§ **TO BE DONE**
Every record that follows should be printed verbatim.

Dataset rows
■ ■ ■
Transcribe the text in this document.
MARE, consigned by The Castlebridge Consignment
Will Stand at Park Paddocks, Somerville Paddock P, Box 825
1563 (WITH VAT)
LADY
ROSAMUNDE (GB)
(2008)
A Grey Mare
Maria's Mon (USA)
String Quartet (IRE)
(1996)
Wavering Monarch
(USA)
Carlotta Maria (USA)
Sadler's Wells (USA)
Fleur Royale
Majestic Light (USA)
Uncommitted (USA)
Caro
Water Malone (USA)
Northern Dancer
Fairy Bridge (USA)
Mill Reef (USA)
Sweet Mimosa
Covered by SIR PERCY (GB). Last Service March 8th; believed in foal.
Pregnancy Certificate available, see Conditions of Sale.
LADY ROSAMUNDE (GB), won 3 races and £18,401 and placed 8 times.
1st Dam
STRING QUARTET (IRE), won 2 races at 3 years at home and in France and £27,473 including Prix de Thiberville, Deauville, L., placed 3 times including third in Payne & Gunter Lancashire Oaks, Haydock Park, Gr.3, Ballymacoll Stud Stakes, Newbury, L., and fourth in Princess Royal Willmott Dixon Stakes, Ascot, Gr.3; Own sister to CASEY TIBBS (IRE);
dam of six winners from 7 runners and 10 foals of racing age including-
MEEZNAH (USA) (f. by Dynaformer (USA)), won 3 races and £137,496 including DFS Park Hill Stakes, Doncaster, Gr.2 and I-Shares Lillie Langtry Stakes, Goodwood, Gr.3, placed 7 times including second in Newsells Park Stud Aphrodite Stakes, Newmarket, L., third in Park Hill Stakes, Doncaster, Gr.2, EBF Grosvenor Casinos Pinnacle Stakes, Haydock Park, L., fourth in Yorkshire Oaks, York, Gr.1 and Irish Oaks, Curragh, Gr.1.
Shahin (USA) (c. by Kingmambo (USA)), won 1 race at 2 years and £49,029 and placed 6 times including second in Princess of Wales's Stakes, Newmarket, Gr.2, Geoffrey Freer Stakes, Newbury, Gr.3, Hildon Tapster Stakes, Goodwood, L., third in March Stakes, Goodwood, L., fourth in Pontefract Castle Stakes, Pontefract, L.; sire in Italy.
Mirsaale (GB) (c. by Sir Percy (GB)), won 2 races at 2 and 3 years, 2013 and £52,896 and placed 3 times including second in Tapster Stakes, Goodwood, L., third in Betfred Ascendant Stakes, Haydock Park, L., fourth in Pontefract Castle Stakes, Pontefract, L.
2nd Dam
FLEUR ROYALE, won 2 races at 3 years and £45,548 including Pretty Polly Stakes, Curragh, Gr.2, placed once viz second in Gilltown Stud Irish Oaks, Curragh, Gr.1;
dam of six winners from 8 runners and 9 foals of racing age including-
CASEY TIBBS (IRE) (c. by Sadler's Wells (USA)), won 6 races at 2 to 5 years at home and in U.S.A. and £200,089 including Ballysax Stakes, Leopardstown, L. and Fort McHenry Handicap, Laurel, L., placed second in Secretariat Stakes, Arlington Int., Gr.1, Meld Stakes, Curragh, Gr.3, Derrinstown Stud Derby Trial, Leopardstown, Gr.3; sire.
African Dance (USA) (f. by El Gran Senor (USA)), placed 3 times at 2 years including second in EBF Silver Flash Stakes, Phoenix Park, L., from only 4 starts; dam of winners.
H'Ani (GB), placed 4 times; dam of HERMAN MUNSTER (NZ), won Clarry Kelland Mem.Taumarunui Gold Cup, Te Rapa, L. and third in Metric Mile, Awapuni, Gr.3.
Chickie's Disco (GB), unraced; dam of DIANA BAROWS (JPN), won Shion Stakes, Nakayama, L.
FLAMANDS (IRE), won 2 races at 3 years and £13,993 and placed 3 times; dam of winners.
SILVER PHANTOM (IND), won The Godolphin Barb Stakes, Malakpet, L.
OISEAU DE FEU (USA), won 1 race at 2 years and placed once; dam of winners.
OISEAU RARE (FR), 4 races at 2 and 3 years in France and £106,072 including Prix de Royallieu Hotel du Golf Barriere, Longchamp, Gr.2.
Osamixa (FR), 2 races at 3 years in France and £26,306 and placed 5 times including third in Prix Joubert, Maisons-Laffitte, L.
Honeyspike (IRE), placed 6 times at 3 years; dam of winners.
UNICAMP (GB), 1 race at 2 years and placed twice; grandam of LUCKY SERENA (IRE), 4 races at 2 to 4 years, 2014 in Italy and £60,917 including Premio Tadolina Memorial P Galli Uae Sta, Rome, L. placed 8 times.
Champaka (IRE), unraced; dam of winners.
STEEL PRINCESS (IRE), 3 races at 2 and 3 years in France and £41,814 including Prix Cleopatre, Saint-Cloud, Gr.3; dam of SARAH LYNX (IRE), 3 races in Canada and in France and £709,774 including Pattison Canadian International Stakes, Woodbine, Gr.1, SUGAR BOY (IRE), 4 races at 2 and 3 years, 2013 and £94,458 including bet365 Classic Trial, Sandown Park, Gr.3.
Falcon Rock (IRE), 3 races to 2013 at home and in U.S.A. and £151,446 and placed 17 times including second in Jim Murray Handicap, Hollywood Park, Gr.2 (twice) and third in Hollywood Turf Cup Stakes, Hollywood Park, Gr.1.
■ ■ ■
§ **SOLUTION FOR THIS PROBLEM**
Transcribe the text in this document.
MARE, consigned by The Castlebridge Consignment
Will Stand at Park Paddocks, Somerville Paddock P, Box 825
1563 (WITH VAT)
LADY
ROSAMUNDE (GB)
(2008)
A Grey Mare
Maria's Mon (USA)
String Quartet (IRE)
(1996)
Wavering Monarch
(USA)
Carlotta Maria (USA)
Sadler's Wells (USA)
Fleur Royale
Majestic Light (USA)
Uncommitted (USA)
Caro
Water Malone (USA)
Northern Dancer
Fairy Bridge (USA)
Mill Reef (USA)
Sweet Mimosa
Covered by SIR PERCY (GB). Last Service March 8th; believed in foal.
Pregnancy Certificate available, see Conditions of Sale.
LADY ROSAMUNDE (GB), won 3 races and £18,401 and placed 8 times.
1st Dam
STRING QUARTET (IRE), won 2 races at 3 years at home and in France and £27,473 including Prix de Thiberville, Deauville, L., placed 3 times including third in Payne & Gunter Lancashire Oaks, Haydock Park, Gr.3, Ballymacoll Stud Stakes, Newbury, L., and fourth in Princess Royal Willmott Dixon Stakes, Ascot, Gr.3; Own sister to CASEY TIBBS (IRE);
dam of six winners from 7 runners and 10 foals of racing age including-
MEEZNAH (USA) (f. by Dynaformer (USA)), won 3 races and £137,496 including DFS Park Hill Stakes, Doncaster, Gr.2 and I-Shares Lillie Langtry Stakes, Goodwood, Gr.3, placed 7 times including second in Newsells Park Stud Aphrodite Stakes, Newmarket, L., third in Park Hill Stakes, Doncaster, Gr.2, EBF Grosvenor Casinos Pinnacle Stakes, Haydock Park, L., fourth in Yorkshire Oaks, York, Gr.1 and Irish Oaks, Curragh, Gr.1.
Shahin (USA) (c. by Kingmambo (USA)), won 1 race at 2 years and £49,029 and placed 6 times including second in Princess of Wales's Stakes, Newmarket, Gr.2, Geoffrey Freer Stakes, Newbury, Gr.3, Hildon Tapster Stakes, Goodwood, L., third in March Stakes, Goodwood, L., fourth in Pontefract Castle Stakes, Pontefract, L.; sire in Italy.
Mirsaale (GB) (c. by Sir Percy (GB)), won 2 races at 2 and 3 years, 2013 and £52,896 and placed 3 times including second in Tapster Stakes, Goodwood, L., third in Betfred Ascendant Stakes, Haydock Park, L., fourth in Pontefract Castle Stakes, Pontefract, L.
2nd Dam
FLEUR ROYALE, won 2 races at 3 years and £45,548 including Pretty Polly Stakes, Curragh, Gr.2, placed once viz second in Gilltown Stud Irish Oaks, Curragh, Gr.1;
dam of six winners from 8 runners and 9 foals of racing age including-
CASEY TIBBS (IRE) (c. by Sadler's Wells (USA)), won 6 races at 2 to 5 years at home and in U.S.A. and £200,089 including Ballysax Stakes, Leopardstown, L. and Fort McHenry Handicap, Laurel, L., placed second in Secretariat Stakes, Arlington Int., Gr.1, Meld Stakes, Curragh, Gr.3, Derrinstown Stud Derby Trial, Leopardstown, Gr.3; sire.
African Dance (USA) (f. by El Gran Senor (USA)), placed 3 times at 2 years including second in EBF Silver Flash Stakes, Phoenix Park, L., from only 4 starts; dam of winners.
H'Ani (GB), placed 4 times; dam of HERMAN MUNSTER (NZ), won Clarry Kelland Mem.Taumarunui Gold Cup, Te Rapa, L. and third in Metric Mile, Awapuni, Gr.3.
Chickie's Disco (GB), unraced; dam of DIANA BAROWS (JPN), won Shion Stakes, Nakayama, L.
FLAMANDS (IRE), won 2 races at 3 years and £13,993 and placed 3 times; dam of winners.
SILVER PHANTOM (IND), won The Godolphin Barb Stakes, Malakpet, L.
OISEAU DE FEU (USA), won 1 race at 2 years and placed once; dam of winners.
OISEAU RARE (FR), 4 races at 2 and 3 years in France and £106,072 including Prix de Royallieu Hotel du Golf Barriere, Longchamp, Gr.2.
Osamixa (FR), 2 races at 3 years in France and £26,306 and placed 5 times including third in Prix Joubert, Maisons-Laffitte, L.
Honeyspike (IRE), placed 6 times at 3 years; dam of winners.
UNICAMP (GB), 1 race at 2 years and placed twice; grandam of LUCKY SERENA (IRE), 4 races at 2 to 4 years, 2014 in Italy and £60,917 including Premio Tadolina Memorial P Galli Uae Sta, Rome, L. placed 8 times.
Champaka (IRE), unraced; dam of winners.
STEEL PRINCESS (IRE), 3 races at 2 and 3 years in France and £41,814 including Prix Cleopatre, Saint-Cloud, Gr.3; dam of SARAH LYNX (IRE), 3 races in Canada and in France and £709,774 including Pattison Canadian International Stakes, Woodbine, Gr.1, SUGAR BOY (IRE), 4 races at 2 and 3 years, 2013 and £94,458 including bet365 Classic Trial, Sandown Park, Gr.3.
Falcon Rock (IRE), 3 races to 2013 at home and in U.S.A. and £151,446 and placed 17 times including second in Jim Murray Handicap, Hollywood Park, Gr.2 (twice) and third in Hollywood Turf Cup Stakes, Hollywood Park, Gr.1.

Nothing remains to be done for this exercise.